**CHALLENGE**
Read the lines that follow and tally those with the word "from"; give the number and nothing else.

[A block of data]
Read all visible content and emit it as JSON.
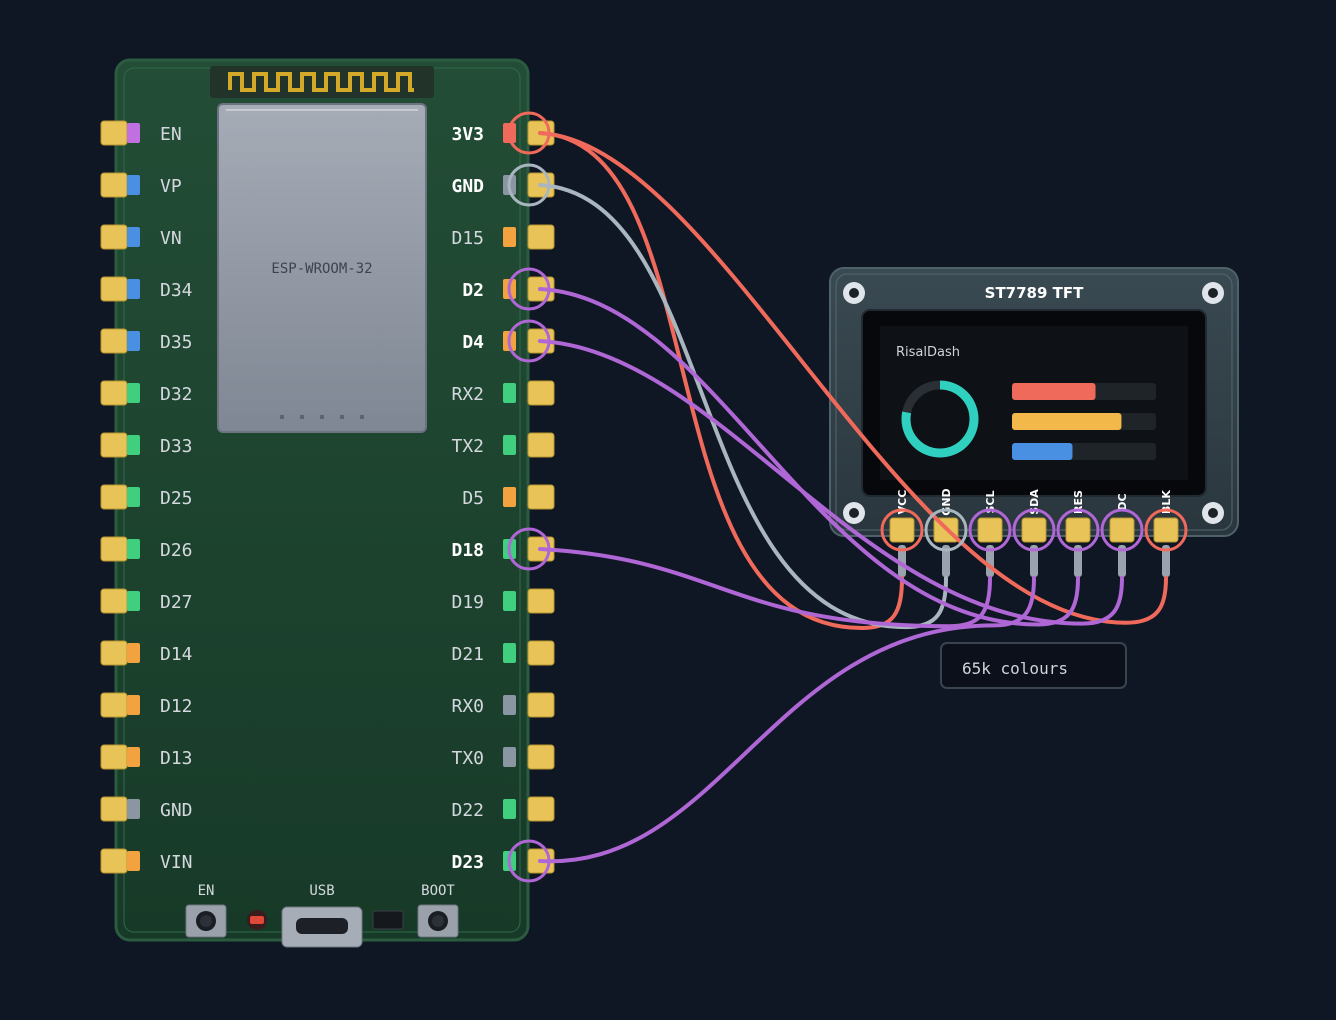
{
  "colors": {
    "background": "#0f1624",
    "board": "#1f4a32",
    "pad": "#e8c458",
    "wire_power": "#f06a5c",
    "wire_ground": "#a9b6bf",
    "wire_signal": "#b067d6",
    "pin_purple": "#c070e0",
    "pin_blue": "#4a90e2",
    "pin_green": "#3fcf7f",
    "pin_orange": "#f2a340",
    "pin_gray": "#8b96a3",
    "pin_red": "#f06a5c"
  },
  "board": {
    "module_label": "ESP-WROOM-32",
    "left_pins": [
      {
        "label": "EN",
        "indicator": "purple"
      },
      {
        "label": "VP",
        "indicator": "blue"
      },
      {
        "label": "VN",
        "indicator": "blue"
      },
      {
        "label": "D34",
        "indicator": "blue"
      },
      {
        "label": "D35",
        "indicator": "blue"
      },
      {
        "label": "D32",
        "indicator": "green"
      },
      {
        "label": "D33",
        "indicator": "green"
      },
      {
        "label": "D25",
        "indicator": "green"
      },
      {
        "label": "D26",
        "indicator": "green"
      },
      {
        "label": "D27",
        "indicator": "green"
      },
      {
        "label": "D14",
        "indicator": "orange"
      },
      {
        "label": "D12",
        "indicator": "orange"
      },
      {
        "label": "D13",
        "indicator": "orange"
      },
      {
        "label": "GND",
        "indicator": "gray"
      },
      {
        "label": "VIN",
        "indicator": "orange"
      }
    ],
    "right_pins": [
      {
        "label": "3V3",
        "indicator": "red",
        "connected": true
      },
      {
        "label": "GND",
        "indicator": "gray",
        "connected": true
      },
      {
        "label": "D15",
        "indicator": "orange",
        "connected": false
      },
      {
        "label": "D2",
        "indicator": "orange",
        "connected": true
      },
      {
        "label": "D4",
        "indicator": "orange",
        "connected": true
      },
      {
        "label": "RX2",
        "indicator": "green",
        "connected": false
      },
      {
        "label": "TX2",
        "indicator": "green",
        "connected": false
      },
      {
        "label": "D5",
        "indicator": "orange",
        "connected": false
      },
      {
        "label": "D18",
        "indicator": "green",
        "connected": true
      },
      {
        "label": "D19",
        "indicator": "green",
        "connected": false
      },
      {
        "label": "D21",
        "indicator": "green",
        "connected": false
      },
      {
        "label": "RX0",
        "indicator": "gray",
        "connected": false
      },
      {
        "label": "TX0",
        "indicator": "gray",
        "connected": false
      },
      {
        "label": "D22",
        "indicator": "green",
        "connected": false
      },
      {
        "label": "D23",
        "indicator": "green",
        "connected": true
      }
    ],
    "buttons": {
      "en_label": "EN",
      "usb_label": "USB",
      "boot_label": "BOOT"
    }
  },
  "display": {
    "title": "ST7789 TFT",
    "screen_title": "RisalDash",
    "gauge_fraction": 0.78,
    "bars": [
      {
        "fraction": 0.58,
        "color": "#f06a5c"
      },
      {
        "fraction": 0.76,
        "color": "#f2b84a"
      },
      {
        "fraction": 0.42,
        "color": "#4a90e2"
      }
    ],
    "pins": [
      {
        "label": "VCC",
        "ring": "red"
      },
      {
        "label": "GND",
        "ring": "gray"
      },
      {
        "label": "SCL",
        "ring": "purple"
      },
      {
        "label": "SDA",
        "ring": "purple"
      },
      {
        "label": "RES",
        "ring": "purple"
      },
      {
        "label": "DC",
        "ring": "purple"
      },
      {
        "label": "BLK",
        "ring": "red"
      }
    ],
    "badge": "65k colours"
  },
  "connections": [
    {
      "from": "3V3",
      "to": "VCC",
      "kind": "power"
    },
    {
      "from": "3V3",
      "to": "BLK",
      "kind": "power"
    },
    {
      "from": "GND",
      "to": "GND",
      "kind": "ground"
    },
    {
      "from": "D2",
      "to": "RES",
      "kind": "signal"
    },
    {
      "from": "D4",
      "to": "DC",
      "kind": "signal"
    },
    {
      "from": "D18",
      "to": "SCL",
      "kind": "signal"
    },
    {
      "from": "D23",
      "to": "SDA",
      "kind": "signal"
    }
  ]
}
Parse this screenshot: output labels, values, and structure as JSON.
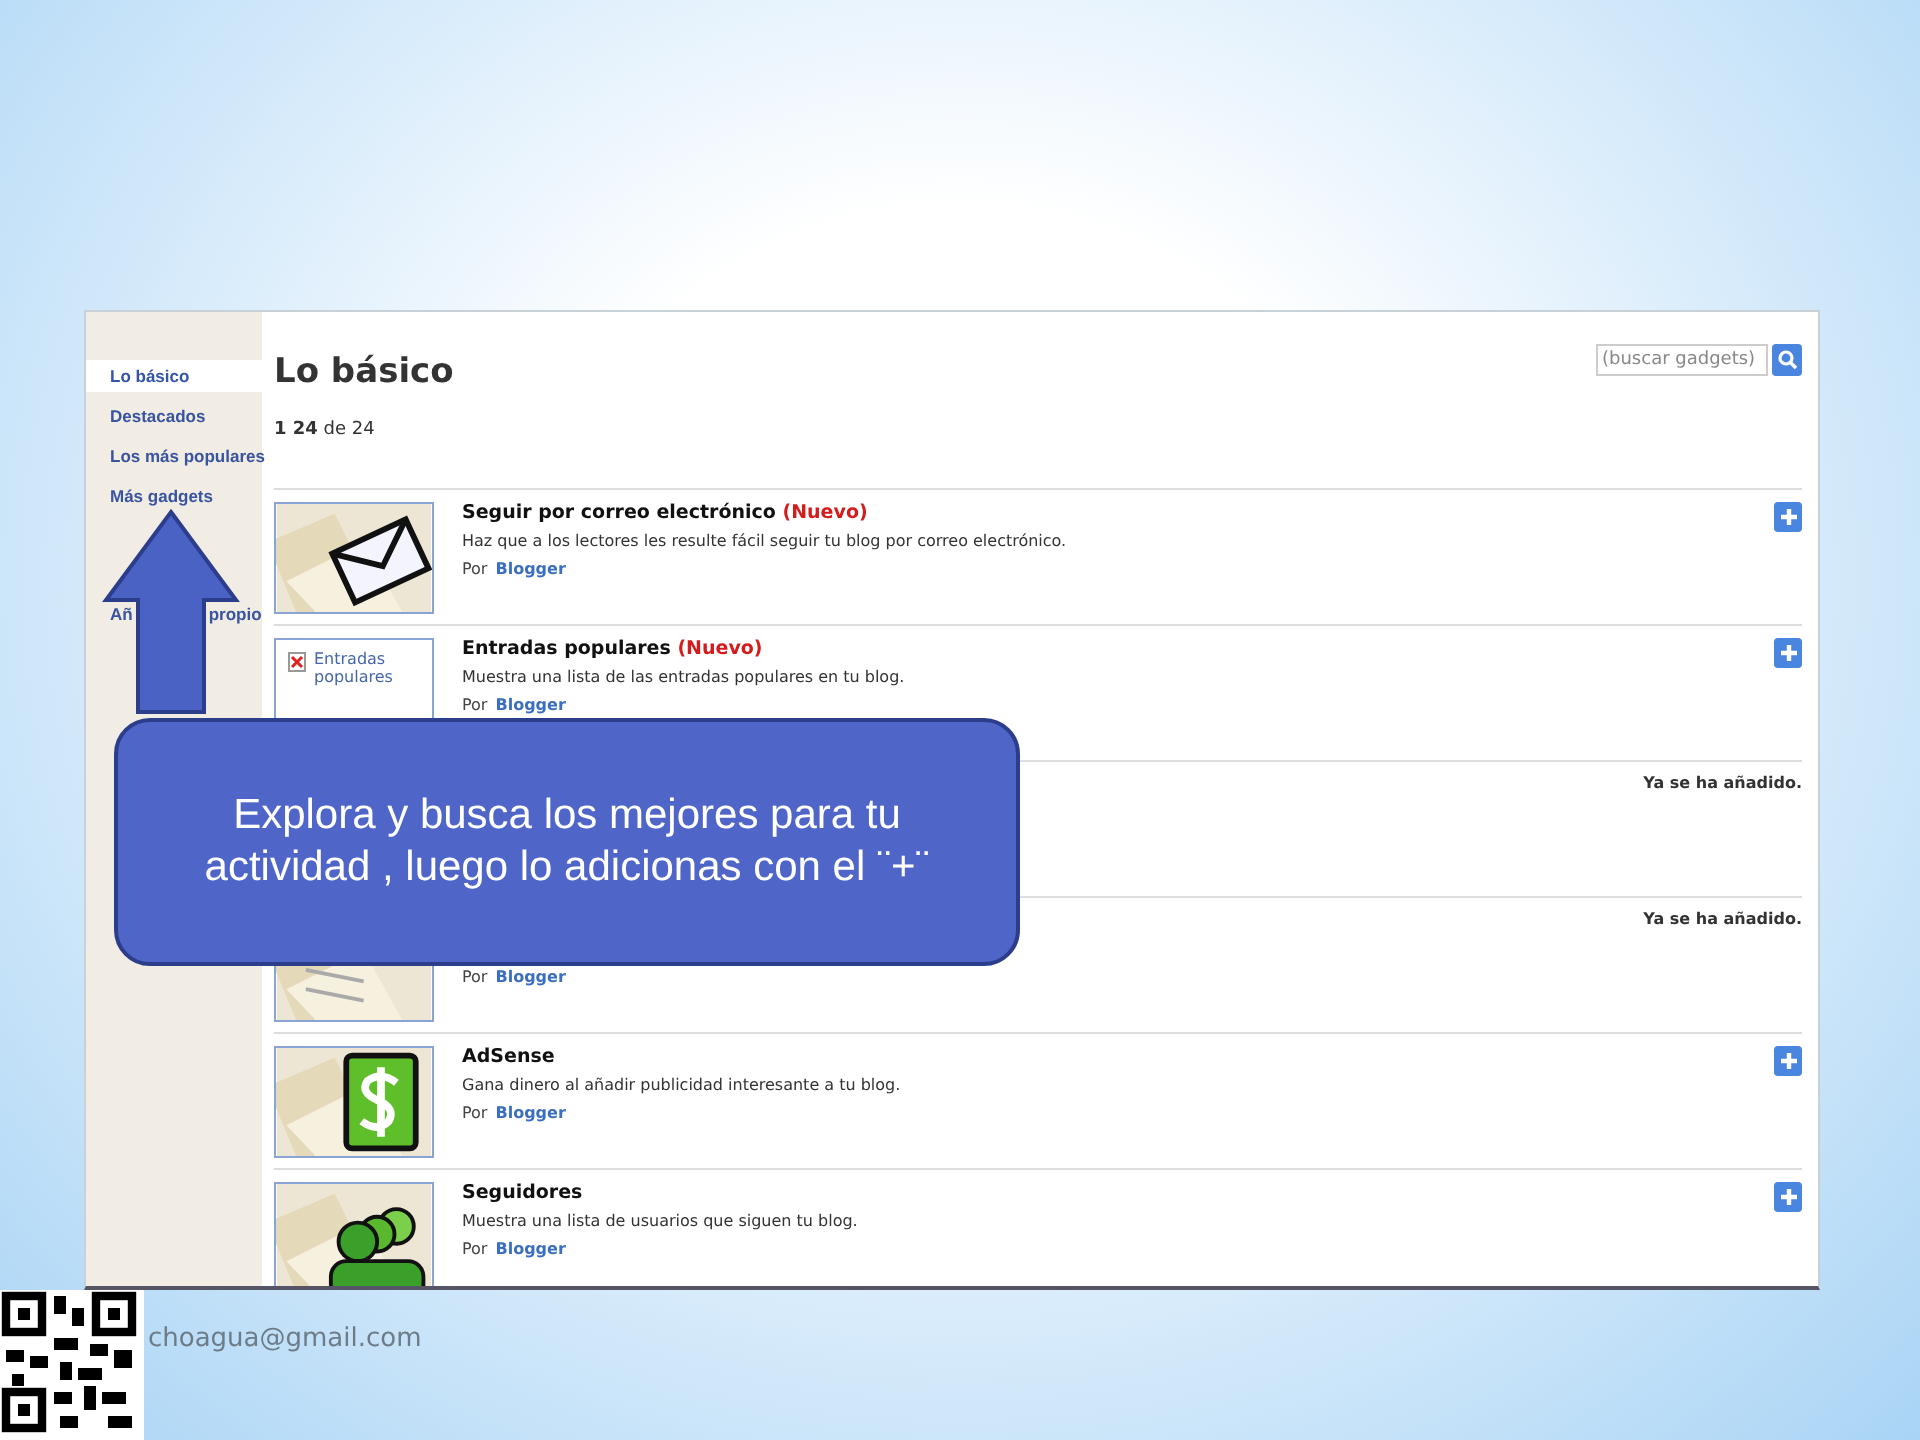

**SOLUTION TO THE PROBLEM**
7